-- TASK GOAL --
From the data that follows, copy every line holding the string "幼儿园大班德育工作总结".
begin DATA
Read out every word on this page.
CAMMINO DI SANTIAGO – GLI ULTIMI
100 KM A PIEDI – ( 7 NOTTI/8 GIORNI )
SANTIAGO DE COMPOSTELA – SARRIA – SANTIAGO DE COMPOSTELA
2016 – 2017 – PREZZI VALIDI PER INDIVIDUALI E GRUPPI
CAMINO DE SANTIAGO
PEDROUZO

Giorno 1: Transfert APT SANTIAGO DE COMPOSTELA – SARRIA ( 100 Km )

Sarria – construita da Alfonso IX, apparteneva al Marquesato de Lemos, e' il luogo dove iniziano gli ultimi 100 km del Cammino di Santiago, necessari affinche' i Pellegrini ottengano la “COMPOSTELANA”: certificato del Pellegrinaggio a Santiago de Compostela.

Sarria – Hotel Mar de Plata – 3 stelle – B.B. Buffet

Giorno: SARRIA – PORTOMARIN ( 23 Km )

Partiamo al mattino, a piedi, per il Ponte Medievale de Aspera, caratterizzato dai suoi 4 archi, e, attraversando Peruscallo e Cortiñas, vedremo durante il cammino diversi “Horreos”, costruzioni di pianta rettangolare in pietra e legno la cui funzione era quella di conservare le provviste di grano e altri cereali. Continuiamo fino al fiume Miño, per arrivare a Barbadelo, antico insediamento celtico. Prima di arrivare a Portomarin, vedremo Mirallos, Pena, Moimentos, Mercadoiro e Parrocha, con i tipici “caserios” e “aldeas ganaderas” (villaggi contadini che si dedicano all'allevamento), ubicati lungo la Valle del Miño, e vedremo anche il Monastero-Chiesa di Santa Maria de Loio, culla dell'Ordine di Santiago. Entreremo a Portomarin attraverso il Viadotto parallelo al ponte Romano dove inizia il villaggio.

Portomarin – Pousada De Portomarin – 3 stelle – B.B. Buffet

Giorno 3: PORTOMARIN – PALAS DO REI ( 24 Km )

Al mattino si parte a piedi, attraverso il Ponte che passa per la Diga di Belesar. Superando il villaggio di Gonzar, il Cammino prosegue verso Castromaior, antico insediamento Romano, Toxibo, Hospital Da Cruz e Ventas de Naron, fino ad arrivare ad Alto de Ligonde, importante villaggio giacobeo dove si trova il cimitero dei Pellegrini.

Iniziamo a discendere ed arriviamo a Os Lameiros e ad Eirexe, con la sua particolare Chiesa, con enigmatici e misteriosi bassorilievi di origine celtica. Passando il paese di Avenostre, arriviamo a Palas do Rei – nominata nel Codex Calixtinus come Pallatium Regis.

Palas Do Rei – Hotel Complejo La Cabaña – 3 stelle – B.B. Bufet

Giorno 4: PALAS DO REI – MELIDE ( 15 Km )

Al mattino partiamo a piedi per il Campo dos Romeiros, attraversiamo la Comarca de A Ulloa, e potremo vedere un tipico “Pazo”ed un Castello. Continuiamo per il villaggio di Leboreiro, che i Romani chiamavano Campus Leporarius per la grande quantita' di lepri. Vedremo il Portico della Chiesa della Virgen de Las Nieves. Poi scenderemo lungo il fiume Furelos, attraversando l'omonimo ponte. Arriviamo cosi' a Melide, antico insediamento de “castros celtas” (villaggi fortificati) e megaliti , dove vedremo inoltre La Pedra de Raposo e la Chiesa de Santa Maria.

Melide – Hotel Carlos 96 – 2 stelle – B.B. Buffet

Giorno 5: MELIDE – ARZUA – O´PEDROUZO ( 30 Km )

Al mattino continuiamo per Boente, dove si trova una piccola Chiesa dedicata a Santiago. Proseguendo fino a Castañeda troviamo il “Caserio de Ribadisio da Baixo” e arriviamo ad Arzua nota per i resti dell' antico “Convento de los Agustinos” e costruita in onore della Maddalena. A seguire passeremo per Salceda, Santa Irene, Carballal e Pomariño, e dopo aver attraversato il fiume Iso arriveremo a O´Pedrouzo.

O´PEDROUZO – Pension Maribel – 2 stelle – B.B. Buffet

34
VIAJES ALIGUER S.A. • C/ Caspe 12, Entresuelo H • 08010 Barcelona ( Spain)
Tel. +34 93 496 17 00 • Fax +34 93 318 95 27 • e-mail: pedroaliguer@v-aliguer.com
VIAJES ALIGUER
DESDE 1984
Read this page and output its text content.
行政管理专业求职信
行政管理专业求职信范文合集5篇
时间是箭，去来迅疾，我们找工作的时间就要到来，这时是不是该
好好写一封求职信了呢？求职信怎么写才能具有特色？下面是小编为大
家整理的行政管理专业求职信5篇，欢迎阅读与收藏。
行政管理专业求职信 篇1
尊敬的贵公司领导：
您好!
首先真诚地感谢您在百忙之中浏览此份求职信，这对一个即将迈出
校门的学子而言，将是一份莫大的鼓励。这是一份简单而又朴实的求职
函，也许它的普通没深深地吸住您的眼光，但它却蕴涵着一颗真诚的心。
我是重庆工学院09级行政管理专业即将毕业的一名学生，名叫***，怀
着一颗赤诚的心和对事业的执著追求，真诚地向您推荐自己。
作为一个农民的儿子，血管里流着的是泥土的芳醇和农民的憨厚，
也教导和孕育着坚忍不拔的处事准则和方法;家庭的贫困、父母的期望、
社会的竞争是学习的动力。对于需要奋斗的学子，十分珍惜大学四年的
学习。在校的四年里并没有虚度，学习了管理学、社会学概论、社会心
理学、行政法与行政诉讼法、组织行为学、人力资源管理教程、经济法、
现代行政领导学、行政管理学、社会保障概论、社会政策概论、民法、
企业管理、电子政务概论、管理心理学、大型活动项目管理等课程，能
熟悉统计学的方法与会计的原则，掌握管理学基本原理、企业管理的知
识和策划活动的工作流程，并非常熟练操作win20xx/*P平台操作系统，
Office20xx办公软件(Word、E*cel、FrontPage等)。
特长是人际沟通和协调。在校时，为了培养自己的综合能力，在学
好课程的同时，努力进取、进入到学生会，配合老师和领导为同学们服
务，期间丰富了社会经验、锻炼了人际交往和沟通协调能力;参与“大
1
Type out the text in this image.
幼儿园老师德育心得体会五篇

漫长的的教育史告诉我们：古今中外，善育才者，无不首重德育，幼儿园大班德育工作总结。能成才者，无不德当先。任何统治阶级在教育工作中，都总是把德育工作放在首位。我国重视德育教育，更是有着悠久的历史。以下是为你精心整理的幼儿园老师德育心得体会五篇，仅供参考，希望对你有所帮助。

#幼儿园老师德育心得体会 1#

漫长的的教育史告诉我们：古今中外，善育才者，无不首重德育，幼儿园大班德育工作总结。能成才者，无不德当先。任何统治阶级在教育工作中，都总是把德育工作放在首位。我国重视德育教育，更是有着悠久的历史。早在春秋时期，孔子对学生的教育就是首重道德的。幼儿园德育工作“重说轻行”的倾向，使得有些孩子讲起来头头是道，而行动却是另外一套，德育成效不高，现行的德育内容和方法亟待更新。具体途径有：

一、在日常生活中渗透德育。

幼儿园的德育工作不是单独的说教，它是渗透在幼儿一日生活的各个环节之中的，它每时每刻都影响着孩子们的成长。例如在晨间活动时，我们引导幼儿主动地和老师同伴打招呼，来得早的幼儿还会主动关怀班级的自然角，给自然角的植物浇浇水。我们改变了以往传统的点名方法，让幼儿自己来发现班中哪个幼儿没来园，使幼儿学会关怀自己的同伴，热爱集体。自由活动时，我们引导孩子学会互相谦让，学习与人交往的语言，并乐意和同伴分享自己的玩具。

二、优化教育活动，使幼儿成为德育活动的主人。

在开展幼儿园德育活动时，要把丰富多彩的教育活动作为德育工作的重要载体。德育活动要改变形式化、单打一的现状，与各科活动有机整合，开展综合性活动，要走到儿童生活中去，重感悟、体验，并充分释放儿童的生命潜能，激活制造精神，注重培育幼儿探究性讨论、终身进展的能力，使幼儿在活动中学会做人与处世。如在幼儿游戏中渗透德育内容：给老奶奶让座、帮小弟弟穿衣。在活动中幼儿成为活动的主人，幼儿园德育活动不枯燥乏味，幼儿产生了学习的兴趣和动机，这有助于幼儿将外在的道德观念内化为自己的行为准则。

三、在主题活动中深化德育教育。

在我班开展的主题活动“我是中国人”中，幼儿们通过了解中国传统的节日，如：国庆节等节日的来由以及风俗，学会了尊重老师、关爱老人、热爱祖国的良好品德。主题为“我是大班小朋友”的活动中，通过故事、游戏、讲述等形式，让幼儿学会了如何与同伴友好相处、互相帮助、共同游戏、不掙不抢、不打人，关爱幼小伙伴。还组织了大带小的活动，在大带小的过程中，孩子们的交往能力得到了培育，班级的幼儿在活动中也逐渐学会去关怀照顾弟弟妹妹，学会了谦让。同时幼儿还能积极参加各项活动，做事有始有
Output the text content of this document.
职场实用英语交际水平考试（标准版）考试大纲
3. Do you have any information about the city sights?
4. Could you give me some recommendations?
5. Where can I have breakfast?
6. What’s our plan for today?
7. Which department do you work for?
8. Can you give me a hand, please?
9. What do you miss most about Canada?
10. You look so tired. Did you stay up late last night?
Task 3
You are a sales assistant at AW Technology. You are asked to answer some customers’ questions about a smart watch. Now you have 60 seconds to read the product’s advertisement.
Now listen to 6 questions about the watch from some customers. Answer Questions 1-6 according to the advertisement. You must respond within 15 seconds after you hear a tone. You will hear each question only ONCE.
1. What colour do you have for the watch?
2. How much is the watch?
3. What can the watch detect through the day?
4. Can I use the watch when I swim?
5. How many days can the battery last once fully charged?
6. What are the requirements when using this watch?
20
end DATA
-- SOLVED EXERCISE --
漫长的的教育史告诉我们：古今中外，善育才者，无不首重德育，幼儿园大班德育工作总结。能成才者，无不德当先。任何统治阶级在教育工作中，都总是把德育工作放在首位。我国重视德育教育，更是有着悠久的历史。以下是为你精心整理的幼儿园老师德育心得体会五篇，仅供参考，希望对你有所帮助。
漫长的的教育史告诉我们：古今中外，善育才者，无不首重德育，幼儿园大班德育工作总结。能成才者，无不德当先。任何统治阶级在教育工作中，都总是把德育工作放在首位。我国重视德育教育，更是有着悠久的历史。早在春秋时期，孔子对学生的教育就是首重道德的。幼儿园德育工作“重说轻行”的倾向，使得有些孩子讲起来头头是道，而行动却是另外一套，德育成效不高，现行的德育内容和方法亟待更新。具体途径有：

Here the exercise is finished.